### Figure content listings
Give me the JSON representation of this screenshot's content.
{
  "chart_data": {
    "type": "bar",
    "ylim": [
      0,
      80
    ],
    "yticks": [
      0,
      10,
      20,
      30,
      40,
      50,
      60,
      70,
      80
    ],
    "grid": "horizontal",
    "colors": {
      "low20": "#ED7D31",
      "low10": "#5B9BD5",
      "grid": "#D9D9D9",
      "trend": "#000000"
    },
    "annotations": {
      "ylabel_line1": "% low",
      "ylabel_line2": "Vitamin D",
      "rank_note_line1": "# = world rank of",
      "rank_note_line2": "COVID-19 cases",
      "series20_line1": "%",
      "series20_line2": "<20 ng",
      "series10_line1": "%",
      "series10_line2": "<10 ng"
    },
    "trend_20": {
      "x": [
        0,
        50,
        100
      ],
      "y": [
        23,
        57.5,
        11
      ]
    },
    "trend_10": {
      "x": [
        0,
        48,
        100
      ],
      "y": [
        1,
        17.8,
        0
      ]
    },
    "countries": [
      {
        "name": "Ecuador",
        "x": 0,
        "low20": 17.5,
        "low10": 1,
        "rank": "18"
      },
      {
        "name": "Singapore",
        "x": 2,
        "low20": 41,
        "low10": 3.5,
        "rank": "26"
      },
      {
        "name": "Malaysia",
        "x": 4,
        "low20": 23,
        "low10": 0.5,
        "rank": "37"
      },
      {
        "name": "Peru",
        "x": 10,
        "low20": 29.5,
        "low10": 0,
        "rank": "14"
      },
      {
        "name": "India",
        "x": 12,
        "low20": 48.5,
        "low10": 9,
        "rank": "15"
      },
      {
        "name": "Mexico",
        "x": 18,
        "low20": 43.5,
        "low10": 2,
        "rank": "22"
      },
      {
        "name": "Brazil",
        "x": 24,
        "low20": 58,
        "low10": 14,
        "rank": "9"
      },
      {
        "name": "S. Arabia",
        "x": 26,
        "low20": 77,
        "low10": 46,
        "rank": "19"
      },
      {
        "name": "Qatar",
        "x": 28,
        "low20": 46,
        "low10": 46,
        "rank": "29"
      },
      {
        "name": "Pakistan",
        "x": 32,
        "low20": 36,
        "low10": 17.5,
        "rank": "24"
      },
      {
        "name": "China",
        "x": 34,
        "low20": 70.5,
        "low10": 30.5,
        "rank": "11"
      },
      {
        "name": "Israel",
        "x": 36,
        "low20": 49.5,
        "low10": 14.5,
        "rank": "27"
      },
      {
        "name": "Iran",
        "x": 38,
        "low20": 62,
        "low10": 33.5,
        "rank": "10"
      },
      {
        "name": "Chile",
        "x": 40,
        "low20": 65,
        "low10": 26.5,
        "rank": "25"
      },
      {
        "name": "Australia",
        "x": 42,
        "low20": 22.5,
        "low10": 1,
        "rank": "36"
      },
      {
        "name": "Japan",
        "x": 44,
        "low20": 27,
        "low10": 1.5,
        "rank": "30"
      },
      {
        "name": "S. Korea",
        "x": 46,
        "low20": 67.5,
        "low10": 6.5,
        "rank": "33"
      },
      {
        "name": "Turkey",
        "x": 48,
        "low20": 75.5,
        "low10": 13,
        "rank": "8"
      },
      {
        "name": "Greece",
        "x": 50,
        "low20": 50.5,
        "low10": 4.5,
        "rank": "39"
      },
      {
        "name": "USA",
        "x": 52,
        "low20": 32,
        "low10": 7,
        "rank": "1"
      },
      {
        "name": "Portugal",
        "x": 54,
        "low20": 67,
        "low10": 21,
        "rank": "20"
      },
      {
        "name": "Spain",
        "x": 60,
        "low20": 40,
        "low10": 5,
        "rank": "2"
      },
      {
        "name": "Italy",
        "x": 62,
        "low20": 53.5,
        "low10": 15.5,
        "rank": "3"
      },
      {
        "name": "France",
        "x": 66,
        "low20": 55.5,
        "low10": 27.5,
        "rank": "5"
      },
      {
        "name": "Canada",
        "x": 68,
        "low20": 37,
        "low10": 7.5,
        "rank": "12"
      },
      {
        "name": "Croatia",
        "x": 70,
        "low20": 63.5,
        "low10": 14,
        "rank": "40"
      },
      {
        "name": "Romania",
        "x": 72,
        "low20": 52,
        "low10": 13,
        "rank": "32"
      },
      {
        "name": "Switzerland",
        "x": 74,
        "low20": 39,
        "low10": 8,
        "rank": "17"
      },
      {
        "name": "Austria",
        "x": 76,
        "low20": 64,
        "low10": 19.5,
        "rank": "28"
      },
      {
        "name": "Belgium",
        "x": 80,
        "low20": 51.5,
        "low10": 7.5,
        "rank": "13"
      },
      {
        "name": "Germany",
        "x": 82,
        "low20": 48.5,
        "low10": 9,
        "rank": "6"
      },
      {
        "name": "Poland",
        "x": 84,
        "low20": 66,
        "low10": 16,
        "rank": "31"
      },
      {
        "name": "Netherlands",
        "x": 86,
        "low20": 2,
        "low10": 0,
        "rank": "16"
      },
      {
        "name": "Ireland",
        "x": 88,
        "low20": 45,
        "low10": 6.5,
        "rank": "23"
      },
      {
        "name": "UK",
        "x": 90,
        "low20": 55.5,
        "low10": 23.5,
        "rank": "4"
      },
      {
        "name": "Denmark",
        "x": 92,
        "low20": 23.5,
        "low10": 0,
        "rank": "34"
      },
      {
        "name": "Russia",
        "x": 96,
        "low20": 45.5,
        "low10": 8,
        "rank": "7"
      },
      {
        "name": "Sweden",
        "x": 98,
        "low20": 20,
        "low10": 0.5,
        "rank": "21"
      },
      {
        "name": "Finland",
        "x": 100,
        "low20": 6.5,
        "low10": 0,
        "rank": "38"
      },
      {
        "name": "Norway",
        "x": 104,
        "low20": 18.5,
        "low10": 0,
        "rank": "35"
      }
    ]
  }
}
---
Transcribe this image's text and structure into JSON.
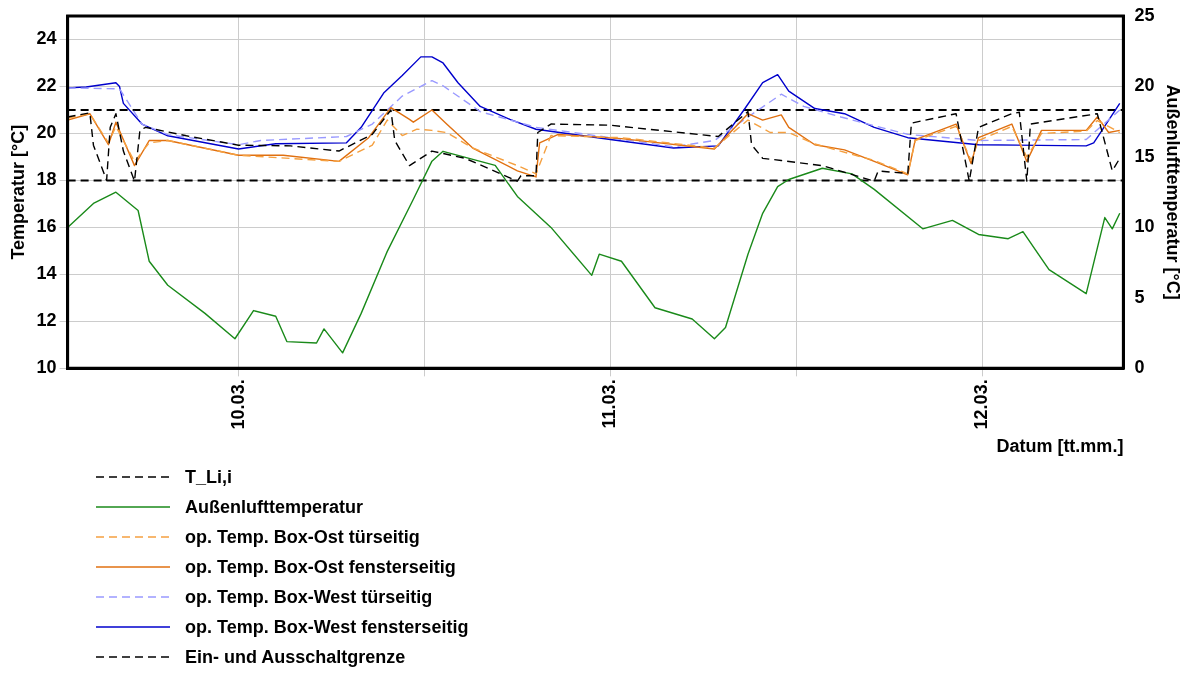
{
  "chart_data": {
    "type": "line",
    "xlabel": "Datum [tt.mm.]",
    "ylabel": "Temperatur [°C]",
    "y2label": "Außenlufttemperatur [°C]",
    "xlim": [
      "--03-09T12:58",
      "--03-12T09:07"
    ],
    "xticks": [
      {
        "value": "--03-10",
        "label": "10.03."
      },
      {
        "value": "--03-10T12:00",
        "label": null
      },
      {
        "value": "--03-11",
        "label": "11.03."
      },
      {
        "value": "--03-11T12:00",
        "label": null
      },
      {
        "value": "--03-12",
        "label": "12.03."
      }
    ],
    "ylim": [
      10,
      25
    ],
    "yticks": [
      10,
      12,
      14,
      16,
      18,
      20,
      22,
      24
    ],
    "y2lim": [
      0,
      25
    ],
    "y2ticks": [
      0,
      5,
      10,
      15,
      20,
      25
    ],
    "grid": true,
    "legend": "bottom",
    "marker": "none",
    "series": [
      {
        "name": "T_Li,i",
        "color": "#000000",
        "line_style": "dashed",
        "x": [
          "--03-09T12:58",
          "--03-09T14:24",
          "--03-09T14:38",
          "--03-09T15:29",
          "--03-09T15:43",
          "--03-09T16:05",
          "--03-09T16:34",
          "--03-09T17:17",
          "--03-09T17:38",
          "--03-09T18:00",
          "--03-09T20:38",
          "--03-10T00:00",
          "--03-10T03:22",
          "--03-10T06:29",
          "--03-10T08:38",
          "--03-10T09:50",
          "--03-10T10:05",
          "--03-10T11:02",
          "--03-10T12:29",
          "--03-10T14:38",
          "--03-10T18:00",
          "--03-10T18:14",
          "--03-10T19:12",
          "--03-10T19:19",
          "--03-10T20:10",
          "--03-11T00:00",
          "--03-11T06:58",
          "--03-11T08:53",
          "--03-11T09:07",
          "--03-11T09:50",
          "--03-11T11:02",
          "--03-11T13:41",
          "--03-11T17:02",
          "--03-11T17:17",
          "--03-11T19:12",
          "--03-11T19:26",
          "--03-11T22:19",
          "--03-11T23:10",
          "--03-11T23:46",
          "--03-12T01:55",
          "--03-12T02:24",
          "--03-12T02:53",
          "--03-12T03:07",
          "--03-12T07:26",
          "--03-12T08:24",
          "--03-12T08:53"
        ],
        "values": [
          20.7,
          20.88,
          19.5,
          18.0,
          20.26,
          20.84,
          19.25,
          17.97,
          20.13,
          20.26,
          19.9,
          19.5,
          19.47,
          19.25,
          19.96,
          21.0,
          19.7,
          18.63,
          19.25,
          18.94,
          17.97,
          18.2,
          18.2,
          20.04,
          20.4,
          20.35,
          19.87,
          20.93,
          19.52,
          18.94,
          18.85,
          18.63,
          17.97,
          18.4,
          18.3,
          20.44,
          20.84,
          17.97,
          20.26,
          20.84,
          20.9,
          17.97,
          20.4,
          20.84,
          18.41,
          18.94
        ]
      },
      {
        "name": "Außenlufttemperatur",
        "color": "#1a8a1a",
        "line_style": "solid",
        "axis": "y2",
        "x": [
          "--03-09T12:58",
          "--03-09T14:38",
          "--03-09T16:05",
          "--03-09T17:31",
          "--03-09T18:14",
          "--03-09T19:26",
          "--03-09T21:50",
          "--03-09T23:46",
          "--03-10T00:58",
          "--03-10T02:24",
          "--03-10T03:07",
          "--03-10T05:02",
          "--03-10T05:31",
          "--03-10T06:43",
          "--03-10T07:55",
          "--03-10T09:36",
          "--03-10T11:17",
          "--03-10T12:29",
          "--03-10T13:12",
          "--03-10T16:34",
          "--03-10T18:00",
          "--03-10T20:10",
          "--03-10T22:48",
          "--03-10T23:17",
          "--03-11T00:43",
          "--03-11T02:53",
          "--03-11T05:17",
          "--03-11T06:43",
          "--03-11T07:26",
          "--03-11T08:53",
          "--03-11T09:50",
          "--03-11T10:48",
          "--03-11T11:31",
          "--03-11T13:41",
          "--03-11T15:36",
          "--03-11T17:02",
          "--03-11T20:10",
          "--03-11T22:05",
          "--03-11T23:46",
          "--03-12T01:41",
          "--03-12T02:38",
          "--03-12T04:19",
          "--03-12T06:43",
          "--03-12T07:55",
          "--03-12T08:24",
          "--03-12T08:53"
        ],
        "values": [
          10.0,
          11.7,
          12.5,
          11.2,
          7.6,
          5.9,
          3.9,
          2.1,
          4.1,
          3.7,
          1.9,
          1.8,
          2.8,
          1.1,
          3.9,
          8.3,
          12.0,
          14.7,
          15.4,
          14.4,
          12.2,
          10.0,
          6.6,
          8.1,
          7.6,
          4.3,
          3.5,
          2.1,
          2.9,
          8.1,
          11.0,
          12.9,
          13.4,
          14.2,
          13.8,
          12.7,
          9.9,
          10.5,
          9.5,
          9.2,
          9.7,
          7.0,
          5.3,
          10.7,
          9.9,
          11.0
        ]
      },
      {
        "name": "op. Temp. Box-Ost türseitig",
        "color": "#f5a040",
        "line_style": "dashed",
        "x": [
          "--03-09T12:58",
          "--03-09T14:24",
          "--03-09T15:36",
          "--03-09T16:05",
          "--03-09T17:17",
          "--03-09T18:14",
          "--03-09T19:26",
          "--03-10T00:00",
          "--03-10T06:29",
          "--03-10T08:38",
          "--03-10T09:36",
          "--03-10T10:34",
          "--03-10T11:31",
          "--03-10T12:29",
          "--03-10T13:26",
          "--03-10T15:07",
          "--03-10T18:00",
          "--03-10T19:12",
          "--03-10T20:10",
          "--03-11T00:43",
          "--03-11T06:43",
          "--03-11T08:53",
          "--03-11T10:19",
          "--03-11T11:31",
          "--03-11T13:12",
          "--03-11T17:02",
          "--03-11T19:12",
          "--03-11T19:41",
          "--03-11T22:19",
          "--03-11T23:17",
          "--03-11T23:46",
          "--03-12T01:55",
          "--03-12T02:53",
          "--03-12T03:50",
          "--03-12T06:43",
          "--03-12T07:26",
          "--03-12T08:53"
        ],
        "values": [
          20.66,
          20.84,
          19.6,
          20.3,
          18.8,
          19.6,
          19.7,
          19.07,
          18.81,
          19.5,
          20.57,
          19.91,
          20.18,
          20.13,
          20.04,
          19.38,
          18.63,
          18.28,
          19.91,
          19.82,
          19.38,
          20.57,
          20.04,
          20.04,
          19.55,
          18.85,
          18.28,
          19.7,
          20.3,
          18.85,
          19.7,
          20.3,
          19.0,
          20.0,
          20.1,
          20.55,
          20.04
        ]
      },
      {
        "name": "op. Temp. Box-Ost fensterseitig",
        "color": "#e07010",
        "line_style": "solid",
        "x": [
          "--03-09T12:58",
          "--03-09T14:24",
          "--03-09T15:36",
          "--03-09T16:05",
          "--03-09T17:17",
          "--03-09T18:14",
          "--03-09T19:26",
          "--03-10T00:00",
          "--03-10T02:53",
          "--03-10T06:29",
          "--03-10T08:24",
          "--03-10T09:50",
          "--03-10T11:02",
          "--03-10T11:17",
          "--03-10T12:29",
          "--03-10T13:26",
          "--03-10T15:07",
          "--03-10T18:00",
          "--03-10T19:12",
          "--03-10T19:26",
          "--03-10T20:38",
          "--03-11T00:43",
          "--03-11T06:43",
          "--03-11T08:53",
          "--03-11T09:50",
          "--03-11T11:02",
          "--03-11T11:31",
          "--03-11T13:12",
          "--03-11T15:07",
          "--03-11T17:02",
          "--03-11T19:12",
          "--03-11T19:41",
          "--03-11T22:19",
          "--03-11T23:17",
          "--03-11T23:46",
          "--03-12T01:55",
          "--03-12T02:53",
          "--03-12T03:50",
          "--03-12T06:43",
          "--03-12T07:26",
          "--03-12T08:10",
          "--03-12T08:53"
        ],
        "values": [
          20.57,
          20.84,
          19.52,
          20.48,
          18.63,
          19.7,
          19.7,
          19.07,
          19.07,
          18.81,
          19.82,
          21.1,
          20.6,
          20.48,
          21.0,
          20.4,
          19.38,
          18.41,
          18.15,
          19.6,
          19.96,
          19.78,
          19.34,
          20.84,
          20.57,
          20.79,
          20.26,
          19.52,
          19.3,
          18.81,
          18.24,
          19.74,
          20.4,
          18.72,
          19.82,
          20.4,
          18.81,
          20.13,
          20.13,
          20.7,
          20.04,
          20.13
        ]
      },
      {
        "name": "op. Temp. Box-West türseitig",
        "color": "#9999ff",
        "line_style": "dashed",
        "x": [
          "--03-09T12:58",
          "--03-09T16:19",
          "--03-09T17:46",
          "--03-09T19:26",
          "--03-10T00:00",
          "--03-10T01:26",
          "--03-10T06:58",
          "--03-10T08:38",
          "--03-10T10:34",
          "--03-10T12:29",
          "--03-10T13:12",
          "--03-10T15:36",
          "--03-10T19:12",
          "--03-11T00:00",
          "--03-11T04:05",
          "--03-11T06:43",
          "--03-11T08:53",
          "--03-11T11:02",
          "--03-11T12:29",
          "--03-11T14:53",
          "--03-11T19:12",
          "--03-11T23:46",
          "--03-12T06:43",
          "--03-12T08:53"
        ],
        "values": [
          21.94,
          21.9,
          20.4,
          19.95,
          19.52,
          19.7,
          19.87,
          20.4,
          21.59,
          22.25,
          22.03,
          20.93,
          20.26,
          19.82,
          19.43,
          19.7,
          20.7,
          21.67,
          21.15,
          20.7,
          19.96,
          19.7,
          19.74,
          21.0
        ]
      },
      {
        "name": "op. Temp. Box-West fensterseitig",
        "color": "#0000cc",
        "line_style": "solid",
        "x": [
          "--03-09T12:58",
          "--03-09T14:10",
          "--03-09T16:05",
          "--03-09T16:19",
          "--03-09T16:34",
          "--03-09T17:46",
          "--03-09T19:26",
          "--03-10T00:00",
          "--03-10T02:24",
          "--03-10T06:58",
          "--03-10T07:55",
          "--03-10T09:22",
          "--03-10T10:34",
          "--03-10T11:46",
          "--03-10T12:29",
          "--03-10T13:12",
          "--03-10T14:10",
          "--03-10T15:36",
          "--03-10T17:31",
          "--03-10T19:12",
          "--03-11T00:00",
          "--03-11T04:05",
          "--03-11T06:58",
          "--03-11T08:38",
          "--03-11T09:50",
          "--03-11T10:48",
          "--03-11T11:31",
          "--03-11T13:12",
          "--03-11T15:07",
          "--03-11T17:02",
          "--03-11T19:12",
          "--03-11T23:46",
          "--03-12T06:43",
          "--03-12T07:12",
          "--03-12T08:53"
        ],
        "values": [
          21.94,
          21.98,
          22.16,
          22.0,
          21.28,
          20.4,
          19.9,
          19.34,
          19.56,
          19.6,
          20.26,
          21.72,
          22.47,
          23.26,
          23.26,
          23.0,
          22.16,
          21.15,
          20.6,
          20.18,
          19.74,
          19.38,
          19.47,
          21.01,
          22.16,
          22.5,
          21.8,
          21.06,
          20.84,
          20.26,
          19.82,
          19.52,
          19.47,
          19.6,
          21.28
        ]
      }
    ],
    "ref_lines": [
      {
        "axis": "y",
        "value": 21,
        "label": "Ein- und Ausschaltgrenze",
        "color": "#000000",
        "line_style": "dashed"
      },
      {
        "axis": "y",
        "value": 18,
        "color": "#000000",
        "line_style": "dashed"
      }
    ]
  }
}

### Your instructions
Filter the records down to the lines that contain the string "türseitig", and copy those lines.

### Exercise result
        "name": "op. Temp. Box-Ost türseitig",
        "name": "op. Temp. Box-West türseitig",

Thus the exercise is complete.